[Layout records]
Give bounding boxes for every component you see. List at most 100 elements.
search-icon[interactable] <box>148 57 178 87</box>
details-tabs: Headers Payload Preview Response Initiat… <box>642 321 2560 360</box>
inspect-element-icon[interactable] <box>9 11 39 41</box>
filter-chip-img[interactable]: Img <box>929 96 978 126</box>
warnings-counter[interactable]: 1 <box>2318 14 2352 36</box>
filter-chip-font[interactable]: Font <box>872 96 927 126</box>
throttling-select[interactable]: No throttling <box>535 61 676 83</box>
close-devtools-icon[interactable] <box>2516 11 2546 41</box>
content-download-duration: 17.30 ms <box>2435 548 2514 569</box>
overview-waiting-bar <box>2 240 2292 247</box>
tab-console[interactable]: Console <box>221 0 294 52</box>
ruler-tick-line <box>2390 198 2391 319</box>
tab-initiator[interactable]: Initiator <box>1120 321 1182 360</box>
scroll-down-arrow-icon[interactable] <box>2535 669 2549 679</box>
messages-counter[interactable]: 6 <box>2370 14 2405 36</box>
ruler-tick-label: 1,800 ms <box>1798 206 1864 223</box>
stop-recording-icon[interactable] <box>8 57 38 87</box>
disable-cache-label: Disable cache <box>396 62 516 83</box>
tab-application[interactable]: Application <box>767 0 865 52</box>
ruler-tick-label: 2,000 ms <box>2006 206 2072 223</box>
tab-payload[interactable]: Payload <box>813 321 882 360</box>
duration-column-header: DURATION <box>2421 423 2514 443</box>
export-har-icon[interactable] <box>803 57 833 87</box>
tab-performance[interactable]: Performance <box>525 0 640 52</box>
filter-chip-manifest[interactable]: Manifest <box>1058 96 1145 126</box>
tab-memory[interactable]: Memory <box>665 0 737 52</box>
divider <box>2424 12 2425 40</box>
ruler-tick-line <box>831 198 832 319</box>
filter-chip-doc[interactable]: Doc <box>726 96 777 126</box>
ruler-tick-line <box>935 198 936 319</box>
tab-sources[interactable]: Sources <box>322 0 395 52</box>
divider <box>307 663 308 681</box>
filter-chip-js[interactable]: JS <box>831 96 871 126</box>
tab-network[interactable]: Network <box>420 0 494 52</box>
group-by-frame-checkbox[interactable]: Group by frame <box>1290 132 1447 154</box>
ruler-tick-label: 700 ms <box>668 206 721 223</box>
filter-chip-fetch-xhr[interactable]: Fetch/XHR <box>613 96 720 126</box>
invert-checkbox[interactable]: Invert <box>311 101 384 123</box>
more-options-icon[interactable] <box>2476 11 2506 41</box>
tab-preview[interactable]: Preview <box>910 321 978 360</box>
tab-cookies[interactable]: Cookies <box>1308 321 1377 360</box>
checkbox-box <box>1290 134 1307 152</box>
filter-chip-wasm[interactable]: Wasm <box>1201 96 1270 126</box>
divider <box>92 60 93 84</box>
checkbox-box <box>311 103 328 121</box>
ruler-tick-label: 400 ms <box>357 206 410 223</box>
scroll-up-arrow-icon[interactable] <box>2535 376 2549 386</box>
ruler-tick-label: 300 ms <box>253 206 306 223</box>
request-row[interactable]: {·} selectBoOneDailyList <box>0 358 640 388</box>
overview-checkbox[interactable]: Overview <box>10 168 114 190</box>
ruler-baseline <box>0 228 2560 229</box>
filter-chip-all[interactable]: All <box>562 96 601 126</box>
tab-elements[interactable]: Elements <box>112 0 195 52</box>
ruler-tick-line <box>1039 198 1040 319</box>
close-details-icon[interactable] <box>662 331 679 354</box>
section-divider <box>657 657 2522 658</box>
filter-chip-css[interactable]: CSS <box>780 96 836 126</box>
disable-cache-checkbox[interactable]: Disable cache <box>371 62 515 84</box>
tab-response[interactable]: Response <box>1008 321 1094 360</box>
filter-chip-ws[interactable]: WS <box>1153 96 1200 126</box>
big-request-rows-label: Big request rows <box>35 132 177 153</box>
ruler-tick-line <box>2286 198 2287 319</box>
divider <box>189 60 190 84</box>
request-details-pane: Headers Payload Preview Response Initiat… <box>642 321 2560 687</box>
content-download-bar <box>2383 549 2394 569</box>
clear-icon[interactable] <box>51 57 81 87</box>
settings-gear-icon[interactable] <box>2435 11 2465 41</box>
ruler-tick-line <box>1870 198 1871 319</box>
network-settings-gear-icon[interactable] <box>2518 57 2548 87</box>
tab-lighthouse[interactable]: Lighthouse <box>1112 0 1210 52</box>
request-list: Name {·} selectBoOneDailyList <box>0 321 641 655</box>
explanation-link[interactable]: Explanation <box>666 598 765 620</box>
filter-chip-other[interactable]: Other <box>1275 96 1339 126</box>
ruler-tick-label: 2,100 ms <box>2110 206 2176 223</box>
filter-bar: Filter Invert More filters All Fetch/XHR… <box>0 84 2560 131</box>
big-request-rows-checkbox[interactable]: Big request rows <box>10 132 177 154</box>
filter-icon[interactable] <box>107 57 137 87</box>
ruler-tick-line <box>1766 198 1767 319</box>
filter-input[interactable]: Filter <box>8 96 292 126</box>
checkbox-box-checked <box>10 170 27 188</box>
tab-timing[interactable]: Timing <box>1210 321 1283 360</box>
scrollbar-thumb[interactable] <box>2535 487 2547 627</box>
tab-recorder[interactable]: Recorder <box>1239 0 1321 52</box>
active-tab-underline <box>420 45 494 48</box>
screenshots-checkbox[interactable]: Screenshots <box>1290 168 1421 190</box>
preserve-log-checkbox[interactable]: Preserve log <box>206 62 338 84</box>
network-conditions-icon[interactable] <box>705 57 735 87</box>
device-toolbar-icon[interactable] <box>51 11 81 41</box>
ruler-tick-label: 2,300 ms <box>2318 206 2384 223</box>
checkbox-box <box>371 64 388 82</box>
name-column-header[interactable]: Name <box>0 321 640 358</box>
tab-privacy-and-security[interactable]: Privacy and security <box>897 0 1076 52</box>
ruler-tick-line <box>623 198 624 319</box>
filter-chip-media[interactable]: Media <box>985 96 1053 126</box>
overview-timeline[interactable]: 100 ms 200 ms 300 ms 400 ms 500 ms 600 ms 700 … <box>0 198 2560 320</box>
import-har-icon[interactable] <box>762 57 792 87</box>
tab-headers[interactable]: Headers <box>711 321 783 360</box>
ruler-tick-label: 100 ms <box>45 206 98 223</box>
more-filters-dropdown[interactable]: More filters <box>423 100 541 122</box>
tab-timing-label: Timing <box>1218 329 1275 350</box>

WRITTEN EXERCISE: Express the part of the items that opens with the first line and closes with the line containing "tab-console[interactable]: Console <box>221", both ends included, as a JSON list of strings with one string per line and no blank lines.

SOLUTION FOR THIS EXERCISE:
[
  "Give bounding boxes for every component you see. List at most 100 elements.",
  "search-icon[interactable] <box>148 57 178 87</box>",
  "details-tabs: Headers Payload Preview Response Initiat… <box>642 321 2560 360</box>",
  "inspect-element-icon[interactable] <box>9 11 39 41</box>",
  "filter-chip-img[interactable]: Img <box>929 96 978 126</box>",
  "warnings-counter[interactable]: 1 <box>2318 14 2352 36</box>",
  "filter-chip-font[interactable]: Font <box>872 96 927 126</box>",
  "throttling-select[interactable]: No throttling <box>535 61 676 83</box>",
  "close-devtools-icon[interactable] <box>2516 11 2546 41</box>",
  "content-download-duration: 17.30 ms <box>2435 548 2514 569</box>",
  "overview-waiting-bar <box>2 240 2292 247</box>",
  "tab-console[interactable]: Console <box>221 0 294 52</box>"
]